# Source data
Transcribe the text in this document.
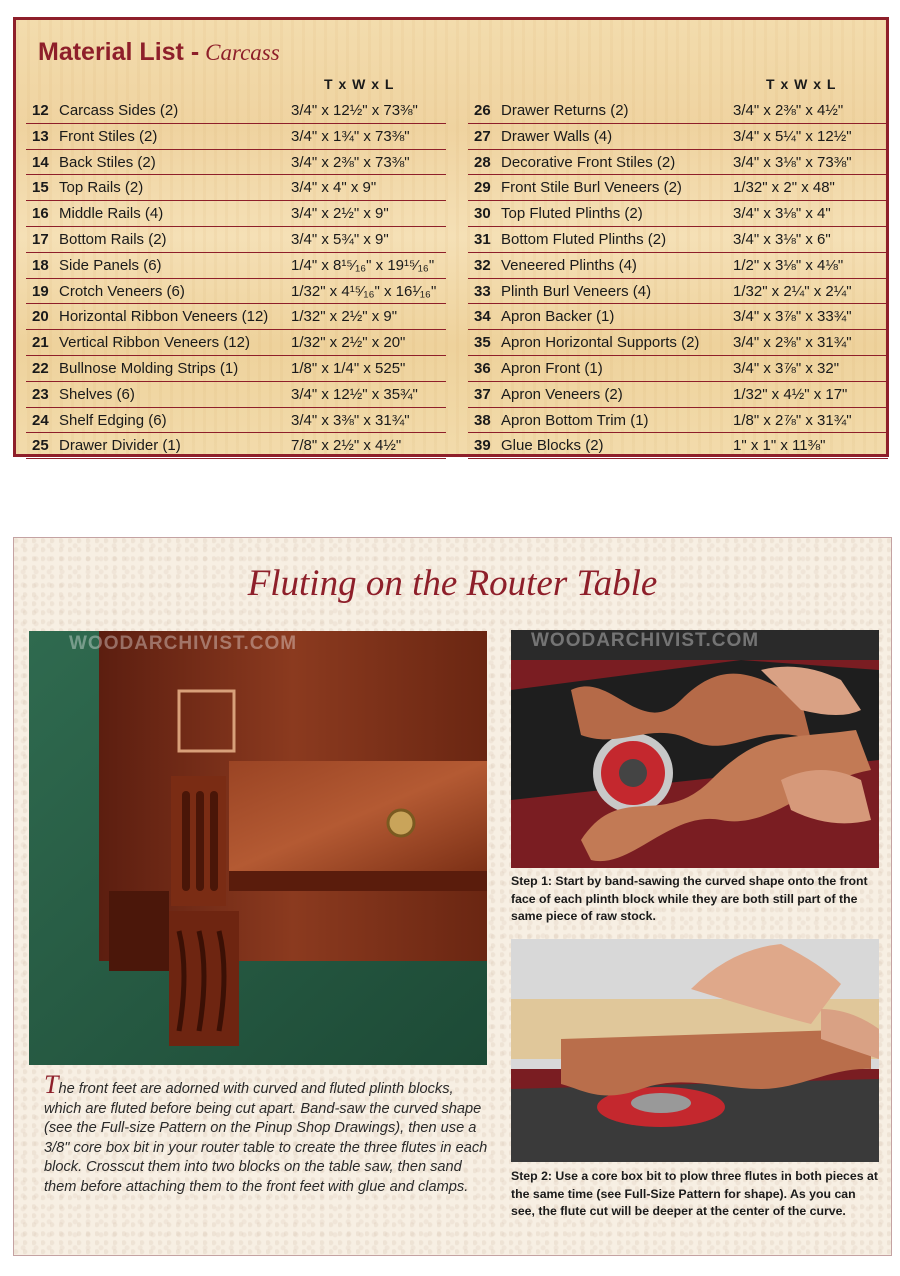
Material List - Carcass
T x W x L
12 Carcass Sides (2)	3/4" x 12½" x 73⅜"
13 Front Stiles (2)	3/4" x 1¾" x 73⅜"
14 Back Stiles (2)	3/4" x 2⅜" x 73⅜"
15 Top Rails (2)	3/4" x 4" x 9"
16 Middle Rails (4)	3/4" x 2½" x 9"
17 Bottom Rails (2)	3/4" x 5¾" x 9"
18 Side Panels (6)	1/4" x 8¹⁵⁄₁₆" x 19¹⁵⁄₁₆"
19 Crotch Veneers (6)	1/32" x 4¹⁵⁄₁₆" x 16¹⁄₁₆"
20 Horizontal Ribbon Veneers (12) 1/32" x 2½" x 9"
21 Vertical Ribbon Veneers (12)	1/32" x 2½" x 20"
22 Bullnose Molding Strips (1)	1/8" x 1/4" x 525"
23 Shelves (6)	3/4" x 12½" x 35¾"
24 Shelf Edging (6)	3/4" x 3⅜" x 31¾"
25 Drawer Divider (1)	7/8" x 2½" x 4½"
T x W x L
26 Drawer Returns (2)	3/4" x 2⅜" x 4½"
27 Drawer Walls (4)	3/4" x 5¼" x 12½"
28 Decorative Front Stiles (2)	3/4" x 3⅛" x 73⅜"
29 Front Stile Burl Veneers (2)	1/32" x 2" x 48"
30 Top Fluted Plinths (2)	3/4" x 3⅛" x 4"
31 Bottom Fluted Plinths (2)	3/4" x 3⅛" x 6"
32 Veneered Plinths (4)	1/2" x 3⅛" x 4⅛"
33 Plinth Burl Veneers (4)	1/32" x 2¼" x 2¼"
34 Apron Backer (1)	3/4" x 3⅞" x 33¾"
35 Apron Horizontal Supports (2) 3/4" x 2⅜" x 31¾"
36 Apron Front (1)	3/4" x 3⅞" x 32"
37 Apron Veneers (2)	1/32" x 4½" x 17"
38 Apron Bottom Trim (1)	1/8" x 2⅞" x 31¾"
39 Glue Blocks (2)	1" x 1" x 11⅜"
Fluting on the Router Table
WOODARCHIVIST.COM	WOODARCHIVIST.COM
Step 1: Start by band-sawing the curved shape onto the front face of each plinth block while they are both still part of the same piece of raw stock.
Step 2: Use a core box bit to plow three flutes in both pieces at the same time (see Full-Size Pattern for shape). As you can see, the flute cut will be deeper at the center of the curve.
The front feet are adorned with curved and fluted plinth blocks, which are fluted before being cut apart. Band-saw the curved shape (see the Full-size Pattern on the Pinup Shop Drawings), then use a 3/8" core box bit in your router table to create the three flutes in each block. Crosscut them into two blocks on the table saw, then sand them before attaching them to the front feet with glue and clamps.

# Task objective
Tell how many lines of the records above hold the string "curved". Give no other text.

# Correct result
2